▶ **Work instruction**
Only lines that contain the string "application" should be returned from the material below.

----------------------------------------

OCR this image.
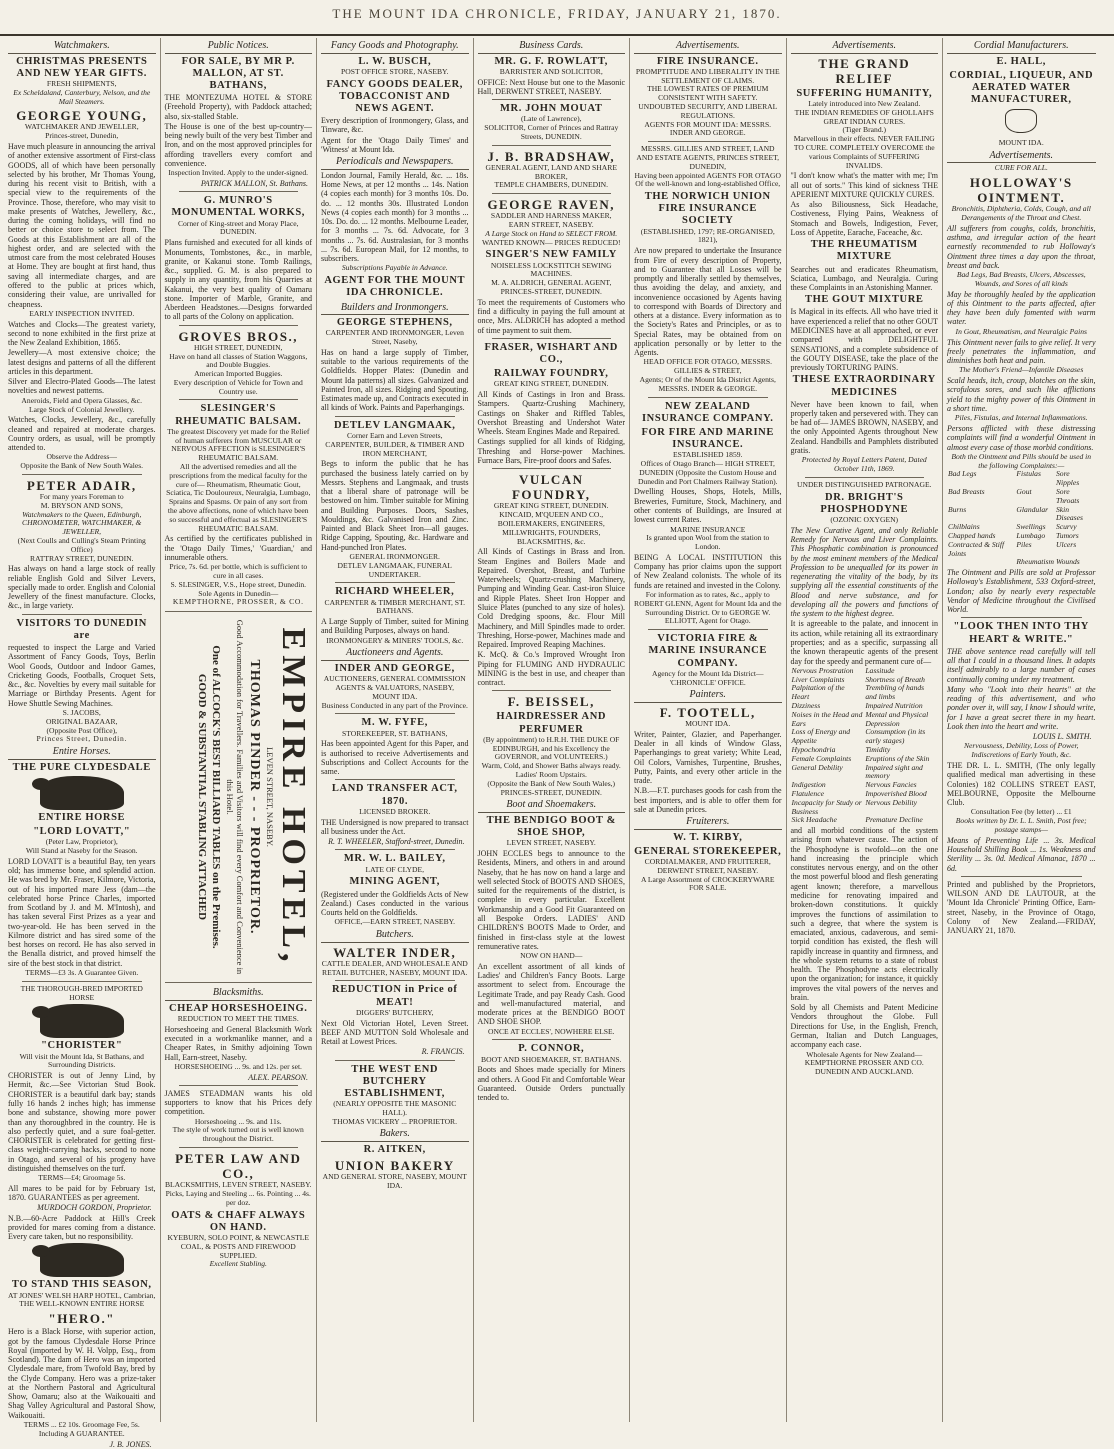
THE MOUNT IDA CHRONICLE, FRIDAY, JANUARY 21, 1870.
Watchmakers.
CHRISTMAS PRESENTS AND NEW YEAR GIFTS.
FRESH SHIPMENTS,
Ex Scheldaland, Canterbury, Nelson, and the Mail Steamers.
GEORGE YOUNG,
WATCHMAKER AND JEWELLER,
Princes-street, Dunedin,

Have much pleasure in announcing the arrival of another extensive assortment of First-class GOODS, all of which have been personally selected by his brother, Mr Thomas Young, during his recent visit to British, with a special view to the requirements of the Province. Those, therefore, who may visit to make presents of Watches, Jewellery, &c., during the coming holidays, will find no better or choice store to select from. The Goods at this Establishment are all of the highest order, and are selected with the utmost care from the most celebrated Houses at Home. They are bought at first hand, thus saving all intermediate charges, and are offered to the public at prices which, considering their value, are unrivalled for cheapness.

EARLY INSPECTION INVITED.

Watches and Clocks—The greatest variety, second to none exhibited in the first prize at the New Zealand Exhibition, 1865.

Jewellery—A most extensive choice; the latest designs and patterns of all the different articles in this department.

Silver and Electro-Plated Goods—The latest novelties and newest patterns.

Aneroids, Field and Opera Glasses, &c.

Large Stock of Colonial Jewellery.

Watches, Clocks, Jewellery, &c., carefully cleaned and repaired at moderate charges. Country orders, as usual, will be promptly attended to.

Observe the Address—

Opposite the Bank of New South Wales.

PETER ADAIR,
For many years Foreman to
M. BRYSON AND SONS,

Watchmakers to the Queen, Edinburgh, CHRONOMETER, WATCHMAKER, & JEWELLER,

(Next Coulls and Culling's Steam Printing Office)

RATTRAY STREET, DUNEDIN.

Has always on hand a large stock of really reliable English Gold and Silver Levers, specially made to order. English and Colonial Jewellery of the finest manufacture. Clocks, &c., in large variety.

VISITORS TO DUNEDIN are

requested to inspect the Large and Varied Assortment of Fancy Goods, Toys, Berlin Wool Goods, Outdoor and Indoor Games, Cricketing Goods, Footballs, Croquet Sets, &c., &c. Novelties by every mail suitable for Marriage or Birthday Presents. Agent for Howe Shuttle Sewing Machines.

S. JACOBS,

ORIGINAL BAZAAR,

(Opposite Post Office),

Princes Street, Dunedin.

Entire Horses.
THE PURE CLYDESDALE
ENTIRE HORSE
"LORD LOVATT,"
(Peter Law, Proprietor),
Will Stand at Naseby for the Season.

LORD LOVATT is a beautiful Bay, ten years old; has immense bone, and splendid action. He was bred by Mr. Fraser, Kilmore, Victoria, out of his imported mare Jess (dam—the celebrated horse Prince Charles, imported from Scotland by J. and M. M'Intosh), and has taken several First Prizes as a year and two-year-old. He has been served in the Kilmore district and has sired some of the best horses on record. He has also served in the Benalla district, and proved himself the sire of the best stock in that district.

TERMS—£3 3s. A Guarantee Given.

THE THOROUGH-BRED IMPORTED HORSE
"CHORISTER"

Will visit the Mount Ida, St Bathans, and Surrounding Districts.

CHORISTER is out of Jenny Lind, by Hermit, &c.—See Victorian Stud Book. CHORISTER is a beautiful dark bay; stands fully 16 hands 2 inches high; has immense bone and substance, showing more power than any thoroughbred in the country. He is also perfectly quiet, and a sure foal-getter. CHORISTER is celebrated for getting first-class weight-carrying hacks, second to none in Otago, and several of his progeny have distinguished themselves on the turf.

TERMS—£4; Groomage 5s.

All mares to be paid for by February 1st, 1870. GUARANTEES as per agreement.

MURDOCH GORDON, Proprietor.

N.B.—60-Acre Paddock at Hill's Creek provided for mares coming from a distance. Every care taken, but no responsibility.

TO STAND THIS SEASON,
AT JONES' WELSH HARP HOTEL, Cambrian,
THE WELL-KNOWN ENTIRE HORSE
"HERO."

Hero is a Black Horse, with superior action, got by the famous Clydesdale Horse Prince Royal (imported by W. H. Volpp, Esq., from Scotland). The dam of Hero was an imported Clydesdale mare, from Twofold Bay, bred by the Clyde Company. Hero was a prize-taker at the Northern Pastoral and Agricultural Show, Oamaru; also at the Waikouaiti and Shag Valley Agricultural and Pastoral Show, Waikouaiti.

TERMS ... £2 10s. Groomage Fee, 5s.

Including A GUARANTEE.

J. B. JONES.

Public Notices.
FOR SALE, BY MR P. MALLON, AT ST. BATHANS,

THE MONTEZUMA HOTEL & STORE (Freehold Property), with Paddock attached; also, six-stalled Stable.

The House is one of the best up-country—being newly built of the very best Timber and Iron, and on the most approved principles for affording travellers every comfort and convenience.

Inspection Invited. Apply to the under-signed.

PATRICK MALLON, St. Bathans.

G. MUNRO'S MONUMENTAL WORKS,
Corner of King-street and Moray Place, DUNEDIN.

Plans furnished and executed for all kinds of Monuments, Tombstones, &c., in marble, granite, or Kakanui stone. Tomb Railings, &c., supplied. G. M. is also prepared to supply in any quantity, from his Quarries at Kakanui, the very best quality of Oamaru stone. Importer of Marble, Granite, and Aberdeen Headstones.—Designs forwarded to all parts of the Colony on application.

GROVES BROS.,
HIGH STREET, DUNEDIN,

Have on hand all classes of Station Waggons, and Double Buggies.

American Imported Buggies.

Every description of Vehicle for Town and Country use.

SLESINGER'S RHEUMATIC BALSAM.

The greatest Discovery yet made for the Relief of human sufferers from MUSCULAR or NERVOUS AFFECTION is SLESINGER'S RHEUMATIC BALSAM.

All the advertised remedies and all the prescriptions from the medical faculty for the cure of— Rheumatism, Rheumatic Gout, Sciatica, Tic Douloureux, Neuralgia, Lumbago, Sprains and Spasms. Or pain of any sort from the above affections, none of which have been so successful and effectual as SLESINGER'S RHEUMATIC BALSAM.

As certified by the certificates published in the 'Otago Daily Times,' 'Guardian,' and innumerable others.

Price, 7s. 6d. per bottle, which is sufficient to cure in all cases.

S. SLESINGER, V.S., Hope street, Dunedin.

Sole Agents in Dunedin—

KEMPTHORNE, PROSSER, & CO.

EMPIRE HOTEL,

LEVEN STREET, NASEBY.

THOMAS PINDER - - - PROPRIETOR.

Good Accommodation for Travellers. Families and Visitors will find every Comfort and Convenience in this Hotel.

One of ALCOCK'S BEST BILLIARD TABLES on the Premises.

GOOD & SUBSTANTIAL STABLING ATTACHED

Blacksmiths.
CHEAP HORSESHOEING.
REDUCTION TO MEET THE TIMES.

Horseshoeing and General Blacksmith Work executed in a workmanlike manner, and a Cheaper Rates, in Smithy adjoining Town Hall, Earn-street, Naseby.

HORSESHOEING ... 9s. and 12s. per set.

ALEX. PEARSON.

JAMES STEADMAN wants his old supporters to know that his Prices defy competition.

Horseshoeing ... 9s. and 11s.

The style of work turned out is well known throughout the District.

PETER LAW AND CO.,
BLACKSMITHS, LEVEN STREET, NASEBY.

Picks, Laying and Steeling ... 6s. Pointing ... 4s. per doz.

OATS & CHAFF ALWAYS ON HAND.

KYEBURN, SOLO POINT, & NEWCASTLE COAL, & POSTS AND FIREWOOD SUPPLIED.

Excellent Stabling.

Fancy Goods and Photography.
L. W. BUSCH,
POST OFFICE STORE, NASEBY.
FANCY GOODS DEALER, TOBACCONIST AND NEWS AGENT.

Every description of Ironmongery, Glass, and Tinware, &c.

Agent for the 'Otago Daily Times' and 'Witness' at Mount Ida.

Periodicals and Newspapers.

London Journal, Family Herald, &c. ... 18s. Home News, at per 12 months ... 14s. Nation (4 copies each month) for 3 months 10s. Do. do. ... 12 months 30s. Illustrated London News (4 copies each month) for 3 months ... 10s. Do. do. ... 12 months. Melbourne Leader, for 3 months ... 7s. 6d. Advocate, for 3 months ... 7s. 6d. Australasian, for 3 months ... 7s. 6d. European Mail, for 12 months, to subscribers.

Subscriptions Payable in Advance.

AGENT FOR THE MOUNT IDA CHRONICLE.

Builders and Ironmongers.
GEORGE STEPHENS,
CARPENTER AND IRONMONGER, Leven Street, Naseby,

Has on hand a large supply of Timber, suitable to the various requirements of the Goldfields. Hopper Plates: (Dunedin and Mount Ida patterns) all sizes. Galvanized and Painted Iron, all sizes. Ridging and Spouting. Estimates made up, and Contracts executed in all kinds of Work. Paints and Paperhangings.

DETLEV LANGMAAK,
Corner Earn and Leven Streets,
CARPENTER, BUILDER, & TIMBER AND IRON MERCHANT,

Begs to inform the public that he has purchased the business lately carried on by Messrs. Stephens and Langmaak, and trusts that a liberal share of patronage will be bestowed on him. Timber suitable for Mining and Building Purposes. Doors, Sashes, Mouldings, &c. Galvanised Iron and Zinc. Painted and Black Sheet Iron—all gauges. Ridge Capping, Spouting, &c. Hardware and Hand-punched Iron Plates.

GENERAL IRONMONGER.

DETLEV LANGMAAK, FUNERAL UNDERTAKER.

RICHARD WHEELER,
CARPENTER & TIMBER MERCHANT, ST. BATHANS.

A Large Supply of Timber, suited for Mining and Building Purposes, always on hand.

IRONMONGERY & MINERS' TOOLS, &c.

Auctioneers and Agents.
INDER AND GEORGE,
AUCTIONEERS, GENERAL COMMISSION AGENTS & VALUATORS, NASEBY, MOUNT IDA.

Business Conducted in any part of the Province.

M. W. FYFE,
STOREKEEPER, ST. BATHANS,

Has been appointed Agent for this Paper, and is authorised to receive Advertisements and Subscriptions and Collect Accounts for the same.

LAND TRANSFER ACT, 1870.

LICENSED BROKER.

THE Undersigned is now prepared to transact all business under the Act.

R. T. WHEELER, Stafford-street, Dunedin.

MR. W. L. BAILEY,
LATE OF CLYDE,
MINING AGENT,

(Registered under the Goldfields Acts of New Zealand.) Cases conducted in the various Courts held on the Goldfields.

OFFICE,—EARN STREET, NASEBY.

Butchers.
WALTER INDER,
CATTLE DEALER, AND WHOLESALE AND RETAIL BUTCHER, NASEBY, MOUNT IDA.
REDUCTION in Price of MEAT!
DIGGERS' BUTCHERY,

Next Old Victorian Hotel, Leven Street. BEEF AND MUTTON Sold Wholesale and Retail at Lowest Prices.

R. FRANCIS.

THE WEST END BUTCHERY ESTABLISHMENT,

(NEARLY OPPOSITE THE MASONIC HALL).

THOMAS VICKERY ... PROPRIETOR.

Bakers.
R. AITKEN,
UNION BAKERY
AND GENERAL STORE, NASEBY, MOUNT IDA.
Business Cards.
MR. G. F. ROWLATT,
BARRISTER AND SOLICITOR,

OFFICE: Next House but one to the Masonic Hall, DERWENT STREET, NASEBY.

MR. JOHN MOUAT
(Late of Lawrence),

SOLICITOR, Corner of Princes and Rattray Streets, DUNEDIN.

J. B. BRADSHAW,
GENERAL AGENT, LAND AND SHARE BROKER,

TEMPLE CHAMBERS, DUNEDIN.

GEORGE RAVEN,
SADDLER AND HARNESS MAKER,

EARN STREET, NASEBY.

A Large Stock on Hand to SELECT FROM.

WANTED KNOWN— PRICES REDUCED!

SINGER'S NEW FAMILY
NOISELESS LOCKSTITCH SEWING MACHINES.

M. A. ALDRICH, GENERAL AGENT, PRINCES-STREET, DUNEDIN.

To meet the requirements of Customers who find a difficulty in paying the full amount at once, Mrs. ALDRICH has adopted a method of time payment to suit them.

FRASER, WISHART AND CO.,
RAILWAY FOUNDRY,

GREAT KING STREET, DUNEDIN.

All Kinds of Castings in Iron and Brass. Stampers. Quartz-Crushing Machinery, Castings on Shaker and Riffled Tables, Overshot Breasting and Undershot Water Wheels. Steam Engines Made and Repaired.

Castings supplied for all kinds of Ridging, Threshing and Horse-power Machines. Furnace Bars, Fire-proof doors and Safes.

VULCAN FOUNDRY,
GREAT KING STREET, DUNEDIN.

KINCAID, M'QUEEN AND CO., BOILERMAKERS, ENGINEERS, MILLWRIGHTS, FOUNDERS, BLACKSMITHS, &c.

All Kinds of Castings in Brass and Iron. Steam Engines and Boilers Made and Repaired. Overshot, Breast, and Turbine Waterwheels; Quartz-crushing Machinery, Pumping and Winding Gear. Cast-iron Sluice and Ripple Plates. Sheet Iron Hopper and Sluice Plates (punched to any size of holes). Cold Dredging spoons, &c. Flour Mill Machinery, and Mill Spindles made to order. Threshing, Horse-power, Machines made and Repaired. Improved Reaping Machines.

K. McQ. & Co.'s Improved Wrought Iron Piping for FLUMING AND HYDRAULIC MINING is the best in use, and cheaper than contract.

F. BEISSEL,
HAIRDRESSER AND PERFUMER

(By appointment) to H.R.H. THE DUKE OF EDINBURGH, and his Excellency the GOVERNOR, and VOLUNTEERS.)

Warm, Cold, and Shower Baths always ready.

Ladies' Room Upstairs.

(Opposite the Bank of New South Wales,) PRINCES-STREET, DUNEDIN.

Boot and Shoemakers.
THE BENDIGO BOOT & SHOE SHOP,
LEVEN STREET, NASEBY.

JOHN ECCLES begs to announce to the Residents, Miners, and others in and around Naseby, that he has now on hand a large and well selected Stock of BOOTS AND SHOES, suited for the requirements of the district, is complete in every particular. Excellent Workmanship and a Good Fit Guaranteed on all Bespoke Orders. LADIES' AND CHILDREN'S BOOTS Made to Order, and finished in first-class style at the lowest remunerative rates.

NOW ON HAND—

An excellent assortment of all kinds of Ladies' and Children's Fancy Boots. Large assortment to select from. Encourage the Legitimate Trade, and pay Ready Cash. Good and well-manufactured material, and moderate prices at the BENDIGO BOOT AND SHOE SHOP.

ONCE AT ECCLES', NOWHERE ELSE.

P. CONNOR,
BOOT AND SHOEMAKER, ST. BATHANS.

Boots and Shoes made specially for Miners and others. A Good Fit and Comfortable Wear Guaranteed. Outside Orders punctually tended to.

Advertisements.
FIRE INSURANCE.

PROMPTITUDE AND LIBERALITY IN THE SETTLEMENT OF CLAIMS.

THE LOWEST RATES OF PREMIUM CONSISTENT WITH SAFETY.

UNDOUBTED SECURITY, AND LIBERAL REGULATIONS.

AGENTS FOR MOUNT IDA: MESSRS. INDER AND GEORGE.

MESSRS. GILLIES AND STREET, LAND AND ESTATE AGENTS, PRINCES STREET, DUNEDIN,

Having been appointed AGENTS FOR OTAGO Of the well-known and long-established Office,

THE NORWICH UNION FIRE INSURANCE SOCIETY
(ESTABLISHED, 1797; RE-ORGANISED, 1821),

Are now prepared to undertake the Insurance from Fire of every description of Property, and to Guarantee that all Losses will be promptly and liberally settled by themselves, thus avoiding the delay, and anxiety, and inconvenience occasioned by Agents having to correspond with Boards of Directory and others at a distance. Every information as to the Society's Rates and Principles, or as to Special Rates, may be obtained from on application personally or by letter to the Agents.

HEAD OFFICE FOR OTAGO, MESSRS. GILLIES & STREET,

Agents; Or of the Mount Ida District Agents, MESSRS. INDER & GEORGE.

NEW ZEALAND INSURANCE COMPANY.

FOR FIRE AND MARINE INSURANCE.

ESTABLISHED 1859.

Offices of Otago Branch— HIGH STREET, DUNEDIN (Opposite the Custom House and Dunedin and Port Chalmers Railway Station).

Dwelling Houses, Shops, Hotels, Mills, Breweries, Furniture, Stock, Machinery, and other contents of Buildings, are Insured at lowest current Rates.

MARINE INSURANCE

Is granted upon Wool from the station to London.

BEING A LOCAL INSTITUTION this Company has prior claims upon the support of New Zealand colonists. The whole of its funds are retained and invested in the Colony.

For information as to rates, &c., apply to ROBERT GLENN, Agent for Mount Ida and the Surrounding District. Or to GEORGE W. ELLIOTT, Agent for Otago.

VICTORIA FIRE & MARINE INSURANCE COMPANY.

Agency for the Mount Ida District—

'CHRONICLE' OFFICE.

Painters.
F. TOOTELL,
MOUNT IDA.

Writer, Painter, Glazier, and Paperhanger. Dealer in all kinds of Window Glass, Paperhangings to great variety; White Lead, Oil Colors, Varnishes, Turpentine, Brushes, Putty, Paints, and every other article in the trade.

N.B.—F.T. purchases goods for cash from the best importers, and is able to offer them for sale at Dunedin prices.

Fruiterers.
W. T. KIRBY,
GENERAL STOREKEEPER,
CORDIALMAKER, AND FRUITERER, DERWENT STREET, NASEBY.

A Large Assortment of CROCKERYWARE FOR SALE.

Advertisements.
THE GRAND RELIEF
SUFFERING HUMANITY,

Lately introduced into New Zealand.

THE INDIAN REMEDIES OF GHOLLAH'S GREAT INDIAN CURES.

(Tiger Brand.)

Marvellous in their effects. NEVER FAILING TO CURE. COMPLETELY OVERCOME the various Complaints of SUFFERING INVALIDS.

"I don't know what's the matter with me; I'm all out of sorts." This kind of sickness THE APERIENT MIXTURE QUICKLY CURES.

As also Biliousness, Sick Headache, Costiveness, Flying Pains, Weakness of Stomach and Bowels, Indigestion, Fever, Loss of Appetite, Earache, Faceache, &c.

THE RHEUMATISM MIXTURE

Searches out and eradicates Rheumatism, Sciatica, Lumbago, and Neuralgia. Curing these Complaints in an Astonishing Manner.

THE GOUT MIXTURE

Is Magical in its effects. All who have tried it have experienced a relief that no other GOUT MEDICINES have at all approached, or ever compared with DELIGHTFUL SENSATIONS, and a complete subsidence of the GOUTY DISEASE, take the place of the previously TORTURING PAINS.

THESE EXTRAORDINARY MEDICINES

Never have been known to fail, when properly taken and persevered with. They can be had of— JAMES BROWN, NASEBY, and the only Appointed Agents throughout New Zealand. Handbills and Pamphlets distributed gratis.

Protected by Royal Letters Patent, Dated October 11th, 1869.

UNDER DISTINGUISHED PATRONAGE.

DR. BRIGHT'S PHOSPHODYNE
(OZONIC OXYGEN)

The New Curative Agent, and only Reliable Remedy for Nervous and Liver Complaints. This Phosphatic combination is pronounced by the most eminent members of the Medical Profession to be unequalled for its power in regenerating the vitality of the body, by its supplying all the essential constituents of the Blood and nerve substance, and for developing all the powers and functions of the system to the highest degree.

It is agreeable to the palate, and innocent in its action, while retaining all its extraordinary properties; and as a specific, surpassing all the known therapeutic agents of the present day for the speedy and permanent cure of—

Nervous Prostration	Lassitude
Liver Complaints	Shortness of Breath
Palpitation of the Heart	Trembling of hands and limbs
Dizziness	Impaired Nutrition
Noises in the Head and Ears	Mental and Physical Depression
Loss of Energy and Appetite	Consumption (in its early stages)
Hypochondria	Timidity
Female Complaints	Eruptions of the Skin
General Debility	Impaired sight and memory
Indigestion	Nervous Fancies
Flatulence	Impoverished Blood
Incapacity for Study or Business	Nervous Debility
Sick Headache	Premature Decline

and all morbid conditions of the system arising from whatever cause. The action of the Phosphodyne is twofold—on the one hand increasing the principle which constitutes nervous energy, and on the other the most powerful blood and flesh generating agent known; therefore, a marvellous medicine for renovating impaired and broken-down constitutions. It quickly improves the functions of assimilation to such a degree, that where the system is emaciated, anxious, cadaverous, and semi-torpid condition has existed, the flesh will rapidly increase in quantity and firmness, and the whole system returns to a state of robust health. The Phosphodyne acts electrically upon the organization; for instance, it quickly improves the vital powers of the nerves and brain.

Sold by all Chemists and Patent Medicine Vendors throughout the Globe. Full Directions for Use, in the English, French, German, Italian and Dutch Languages, accompany each case.

Wholesale Agents for New Zealand— KEMPTHORNE PROSSER AND CO. DUNEDIN AND AUCKLAND.

Cordial Manufacturers.
E. HALL,
CORDIAL, LIQUEUR, AND AERATED WATER MANUFACTURER,
MOUNT IDA.
Advertisements.

CURE FOR ALL.

HOLLOWAY'S OINTMENT.

Bronchitis, Diphtheria, Colds, Cough, and all Derangements of the Throat and Chest.

All sufferers from coughs, colds, bronchitis, asthma, and irregular action of the heart earnestly recommended to rub Holloway's Ointment three times a day upon the throat, breast and back.

Bad Legs, Bad Breasts, Ulcers, Abscesses, Wounds, and Sores of all kinds

May be thoroughly healed by the application of this Ointment to the parts affected, after they have been duly fomented with warm water.

In Gout, Rheumatism, and Neuralgic Pains

This Ointment never fails to give relief. It very freely penetrates the inflammation, and diminishes both heat and pain.

The Mother's Friend—Infantile Diseases

Scald heads, itch, croup, blotches on the skin, scrofulous sores, and such like afflictions yield to the mighty power of this Ointment in a short time.

Piles, Fistulas, and Internal Inflammations.

Persons afflicted with these distressing complaints will find a wonderful Ointment in almost every case of those morbid conditions.

Both the Ointment and Pills should be used in the following Complaints:—

Bad Legs	Fistulas	Sore Nipples
Bad Breasts	Gout	Sore Throats
Burns	Glandular	Skin Diseases
Chilblains	Swellings	Scurvy
Chapped hands	Lumbago	Tumors
Contracted & Stiff Joints	Piles	Ulcers
	Rheumatism	Wounds

The Ointment and Pills are sold at Professor Holloway's Establishment, 533 Oxford-street, London; also by nearly every respectable Vendor of Medicine throughout the Civilised World.

"LOOK THEN INTO THY HEART & WRITE."

THE above sentence read carefully will tell all that I could in a thousand lines. It adapts itself admirably to a large number of cases continually coming under my treatment.

Many who "Look into their hearts" at the reading of this advertisement, and who ponder over it, will say, I know I should write, for I have a great secret there in my heart. Look then into the heart and write.

LOUIS L. SMITH.

Nervousness, Debility, Loss of Power, Indiscretions of Early Youth, &c.

THE DR. L. L. SMITH, (The only legally qualified medical man advertising in these Colonies) 182 COLLINS STREET EAST, MELBOURNE, Opposite the Melbourne Club.

Consultation Fee (by letter) ... £1

Books written by Dr. L. L. Smith, Post free; postage stamps—

Means of Preventing Life ... 3s. Medical Household Shilling Book ... 1s. Weakness and Sterility ... 3s. 0d. Medical Almanac, 1870 ... 6d.

Printed and published by the Proprietors, WILSON AND DE LAUTOUR, at the 'Mount Ida Chronicle' Printing Office, Earn-street, Naseby, in the Province of Otago, Colony of New Zealand.—FRIDAY, JANUARY 21, 1870.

----------------------------------------

▶ **Task solution**
Plans furnished and executed for all kinds of Monuments, Tombstones, &c., in marble, granite, or Kakanui stone. Tomb Railings, &c., supplied. G. M. is also prepared to supply in any quantity, from his Quarries at Kakanui, the very best quality of Oamaru stone. Importer of Marble, Granite, and Aberdeen Headstones.—Designs forwarded to all parts of the Colony on application.
Are now prepared to undertake the Insurance from Fire of every description of Property, and to Guarantee that all Losses will be promptly and liberally settled by themselves, thus avoiding the delay, and anxiety, and inconvenience occasioned by Agents having to correspond with Boards of Directory and others at a distance. Every information as to the Society's Rates and Principles, or as to Special Rates, may be obtained from on application personally or by letter to the Agents.
May be thoroughly healed by the application of this Ointment to the parts affected, after they have been duly fomented with warm water.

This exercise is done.